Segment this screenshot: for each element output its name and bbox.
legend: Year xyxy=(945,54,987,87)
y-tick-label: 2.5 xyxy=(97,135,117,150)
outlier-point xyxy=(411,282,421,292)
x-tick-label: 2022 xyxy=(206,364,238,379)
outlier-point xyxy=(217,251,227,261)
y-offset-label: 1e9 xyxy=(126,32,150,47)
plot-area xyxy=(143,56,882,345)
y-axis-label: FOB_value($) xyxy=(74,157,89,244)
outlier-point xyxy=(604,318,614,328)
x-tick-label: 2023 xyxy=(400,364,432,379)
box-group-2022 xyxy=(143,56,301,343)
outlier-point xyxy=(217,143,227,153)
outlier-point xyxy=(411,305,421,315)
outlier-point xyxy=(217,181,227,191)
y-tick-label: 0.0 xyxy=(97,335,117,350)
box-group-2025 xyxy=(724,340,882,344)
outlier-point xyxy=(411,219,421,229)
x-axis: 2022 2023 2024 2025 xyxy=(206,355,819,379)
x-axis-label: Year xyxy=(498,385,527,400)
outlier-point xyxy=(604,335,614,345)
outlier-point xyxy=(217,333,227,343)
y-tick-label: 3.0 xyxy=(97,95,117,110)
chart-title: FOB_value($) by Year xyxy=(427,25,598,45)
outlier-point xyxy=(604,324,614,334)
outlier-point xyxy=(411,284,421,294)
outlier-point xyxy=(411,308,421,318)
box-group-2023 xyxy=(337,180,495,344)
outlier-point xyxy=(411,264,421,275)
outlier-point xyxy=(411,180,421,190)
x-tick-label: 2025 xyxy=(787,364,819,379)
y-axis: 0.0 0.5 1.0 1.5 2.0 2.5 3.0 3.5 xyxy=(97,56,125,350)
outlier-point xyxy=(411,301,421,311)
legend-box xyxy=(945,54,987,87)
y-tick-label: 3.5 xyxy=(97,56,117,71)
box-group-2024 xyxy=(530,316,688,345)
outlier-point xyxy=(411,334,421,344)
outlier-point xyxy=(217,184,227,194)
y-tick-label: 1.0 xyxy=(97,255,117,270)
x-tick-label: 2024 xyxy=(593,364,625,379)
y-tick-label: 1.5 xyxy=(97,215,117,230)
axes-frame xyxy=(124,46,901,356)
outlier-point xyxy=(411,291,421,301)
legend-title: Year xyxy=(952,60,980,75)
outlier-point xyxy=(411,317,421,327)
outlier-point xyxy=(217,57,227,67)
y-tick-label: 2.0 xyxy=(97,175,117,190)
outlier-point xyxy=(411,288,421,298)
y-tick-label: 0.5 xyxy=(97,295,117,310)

Written exercise: Reproduce all of the data above, replacing each occurrence of "outlier-point" with "outlier-marker" and leaving everything else unchanged.

Output of the task:
Segment this screenshot: for each element output its name and bbox.
legend: Year xyxy=(945,54,987,87)
y-tick-label: 2.5 xyxy=(97,135,117,150)
outlier-marker xyxy=(411,282,421,292)
x-tick-label: 2022 xyxy=(206,364,238,379)
outlier-marker xyxy=(217,251,227,261)
y-offset-label: 1e9 xyxy=(126,32,150,47)
plot-area xyxy=(143,56,882,345)
y-axis-label: FOB_value($) xyxy=(74,157,89,244)
outlier-marker xyxy=(604,318,614,328)
x-tick-label: 2023 xyxy=(400,364,432,379)
box-group-2022 xyxy=(143,56,301,343)
outlier-marker xyxy=(217,143,227,153)
outlier-marker xyxy=(411,305,421,315)
outlier-marker xyxy=(217,181,227,191)
y-tick-label: 0.0 xyxy=(97,335,117,350)
box-group-2025 xyxy=(724,340,882,344)
outlier-marker xyxy=(411,219,421,229)
x-axis: 2022 2023 2024 2025 xyxy=(206,355,819,379)
x-axis-label: Year xyxy=(498,385,527,400)
outlier-marker xyxy=(604,335,614,345)
outlier-marker xyxy=(217,333,227,343)
y-tick-label: 3.0 xyxy=(97,95,117,110)
chart-title: FOB_value($) by Year xyxy=(427,25,598,45)
outlier-marker xyxy=(604,324,614,334)
outlier-marker xyxy=(411,284,421,294)
outlier-marker xyxy=(411,308,421,318)
box-group-2023 xyxy=(337,180,495,344)
outlier-marker xyxy=(411,264,421,275)
outlier-marker xyxy=(411,180,421,190)
x-tick-label: 2025 xyxy=(787,364,819,379)
y-axis: 0.0 0.5 1.0 1.5 2.0 2.5 3.0 3.5 xyxy=(97,56,125,350)
outlier-marker xyxy=(411,301,421,311)
legend-box xyxy=(945,54,987,87)
y-tick-label: 3.5 xyxy=(97,56,117,71)
box-group-2024 xyxy=(530,316,688,345)
outlier-marker xyxy=(411,334,421,344)
outlier-marker xyxy=(217,184,227,194)
y-tick-label: 1.0 xyxy=(97,255,117,270)
x-tick-label: 2024 xyxy=(593,364,625,379)
y-tick-label: 1.5 xyxy=(97,215,117,230)
axes-frame xyxy=(124,46,901,356)
outlier-marker xyxy=(411,291,421,301)
legend-title: Year xyxy=(952,60,980,75)
outlier-marker xyxy=(411,317,421,327)
outlier-marker xyxy=(217,57,227,67)
y-tick-label: 2.0 xyxy=(97,175,117,190)
outlier-marker xyxy=(411,288,421,298)
y-tick-label: 0.5 xyxy=(97,295,117,310)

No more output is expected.